EXERCISE PROMPT
Extract all of the entries and give them again, word for word.

####################

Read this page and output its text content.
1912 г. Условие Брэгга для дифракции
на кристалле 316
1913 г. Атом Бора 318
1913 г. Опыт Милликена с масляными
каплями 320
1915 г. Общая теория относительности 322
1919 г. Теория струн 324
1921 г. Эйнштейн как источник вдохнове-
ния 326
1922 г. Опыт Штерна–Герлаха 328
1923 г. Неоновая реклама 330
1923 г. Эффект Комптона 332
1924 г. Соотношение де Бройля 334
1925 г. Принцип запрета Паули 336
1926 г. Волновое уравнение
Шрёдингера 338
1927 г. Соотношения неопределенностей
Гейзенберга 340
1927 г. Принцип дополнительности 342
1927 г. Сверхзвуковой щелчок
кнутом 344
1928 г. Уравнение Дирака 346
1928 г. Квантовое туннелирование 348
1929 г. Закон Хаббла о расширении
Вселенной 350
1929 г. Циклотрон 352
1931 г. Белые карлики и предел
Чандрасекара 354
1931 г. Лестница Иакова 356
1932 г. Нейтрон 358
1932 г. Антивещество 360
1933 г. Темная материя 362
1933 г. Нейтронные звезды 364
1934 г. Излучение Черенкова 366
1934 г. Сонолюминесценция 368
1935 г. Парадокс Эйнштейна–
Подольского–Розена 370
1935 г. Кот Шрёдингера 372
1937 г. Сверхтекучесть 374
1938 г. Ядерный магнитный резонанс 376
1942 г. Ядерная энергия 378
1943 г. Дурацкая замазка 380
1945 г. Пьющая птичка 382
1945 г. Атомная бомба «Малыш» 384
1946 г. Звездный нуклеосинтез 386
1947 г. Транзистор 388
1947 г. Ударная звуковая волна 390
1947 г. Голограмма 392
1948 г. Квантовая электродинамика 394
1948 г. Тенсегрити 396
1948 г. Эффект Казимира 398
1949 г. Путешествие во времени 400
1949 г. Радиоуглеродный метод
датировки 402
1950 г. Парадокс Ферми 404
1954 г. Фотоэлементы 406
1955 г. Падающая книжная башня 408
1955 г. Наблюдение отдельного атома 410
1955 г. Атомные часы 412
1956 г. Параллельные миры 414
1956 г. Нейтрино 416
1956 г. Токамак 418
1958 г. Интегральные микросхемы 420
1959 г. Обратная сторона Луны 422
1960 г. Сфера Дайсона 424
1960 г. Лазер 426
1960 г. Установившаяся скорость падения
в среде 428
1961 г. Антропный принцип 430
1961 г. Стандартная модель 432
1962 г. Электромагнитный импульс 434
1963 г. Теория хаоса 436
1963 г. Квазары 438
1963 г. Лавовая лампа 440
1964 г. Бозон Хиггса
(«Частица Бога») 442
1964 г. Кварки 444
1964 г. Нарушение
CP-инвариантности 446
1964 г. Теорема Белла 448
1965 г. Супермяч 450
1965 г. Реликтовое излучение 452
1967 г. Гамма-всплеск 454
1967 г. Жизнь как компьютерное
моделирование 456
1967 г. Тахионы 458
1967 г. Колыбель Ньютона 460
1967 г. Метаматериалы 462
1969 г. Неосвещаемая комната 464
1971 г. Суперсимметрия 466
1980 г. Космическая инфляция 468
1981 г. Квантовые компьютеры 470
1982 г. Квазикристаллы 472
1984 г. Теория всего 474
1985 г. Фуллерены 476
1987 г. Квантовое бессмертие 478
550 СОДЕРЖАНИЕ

####################

TASK RESULT
Read this page and output its text content.
1912 г. Условие Брэгга для дифракции
на кристалле 316
1913 г. Атом Бора 318
1913 г. Опыт Милликена с масляными
каплями 320
1915 г. Общая теория относительности 322
1919 г. Теория струн 324
1921 г. Эйнштейн как источник вдохнове-
ния 326
1922 г. Опыт Штерна–Герлаха 328
1923 г. Неоновая реклама 330
1923 г. Эффект Комптона 332
1924 г. Соотношение де Бройля 334
1925 г. Принцип запрета Паули 336
1926 г. Волновое уравнение
Шрёдингера 338
1927 г. Соотношения неопределенностей
Гейзенберга 340
1927 г. Принцип дополнительности 342
1927 г. Сверхзвуковой щелчок
кнутом 344
1928 г. Уравнение Дирака 346
1928 г. Квантовое туннелирование 348
1929 г. Закон Хаббла о расширении
Вселенной 350
1929 г. Циклотрон 352
1931 г. Белые карлики и предел
Чандрасекара 354
1931 г. Лестница Иакова 356
1932 г. Нейтрон 358
1932 г. Антивещество 360
1933 г. Темная материя 362
1933 г. Нейтронные звезды 364
1934 г. Излучение Черенкова 366
1934 г. Сонолюминесценция 368
1935 г. Парадокс Эйнштейна–
Подольского–Розена 370
1935 г. Кот Шрёдингера 372
1937 г. Сверхтекучесть 374
1938 г. Ядерный магнитный резонанс 376
1942 г. Ядерная энергия 378
1943 г. Дурацкая замазка 380
1945 г. Пьющая птичка 382
1945 г. Атомная бомба «Малыш» 384
1946 г. Звездный нуклеосинтез 386
1947 г. Транзистор 388
1947 г. Ударная звуковая волна 390
1947 г. Голограмма 392
1948 г. Квантовая электродинамика 394
1948 г. Тенсегрити 396
1948 г. Эффект Казимира 398
1949 г. Путешествие во времени 400
1949 г. Радиоуглеродный метод
датировки 402
1950 г. Парадокс Ферми 404
1954 г. Фотоэлементы 406
1955 г. Падающая книжная башня 408
1955 г. Наблюдение отдельного атома 410
1955 г. Атомные часы 412
1956 г. Параллельные миры 414
1956 г. Нейтрино 416
1956 г. Токамак 418
1958 г. Интегральные микросхемы 420
1959 г. Обратная сторона Луны 422
1960 г. Сфера Дайсона 424
1960 г. Лазер 426
1960 г. Установившаяся скорость падения
в среде 428
1961 г. Антропный принцип 430
1961 г. Стандартная модель 432
1962 г. Электромагнитный импульс 434
1963 г. Теория хаоса 436
1963 г. Квазары 438
1963 г. Лавовая лампа 440
1964 г. Бозон Хиггса
(«Частица Бога») 442
1964 г. Кварки 444
1964 г. Нарушение
CP-инвариантности 446
1964 г. Теорема Белла 448
1965 г. Супермяч 450
1965 г. Реликтовое излучение 452
1967 г. Гамма-всплеск 454
1967 г. Жизнь как компьютерное
моделирование 456
1967 г. Тахионы 458
1967 г. Колыбель Ньютона 460
1967 г. Метаматериалы 462
1969 г. Неосвещаемая комната 464
1971 г. Суперсимметрия 466
1980 г. Космическая инфляция 468
1981 г. Квантовые компьютеры 470
1982 г. Квазикристаллы 472
1984 г. Теория всего 474
1985 г. Фуллерены 476
1987 г. Квантовое бессмертие 478
550 СОДЕРЖАНИЕ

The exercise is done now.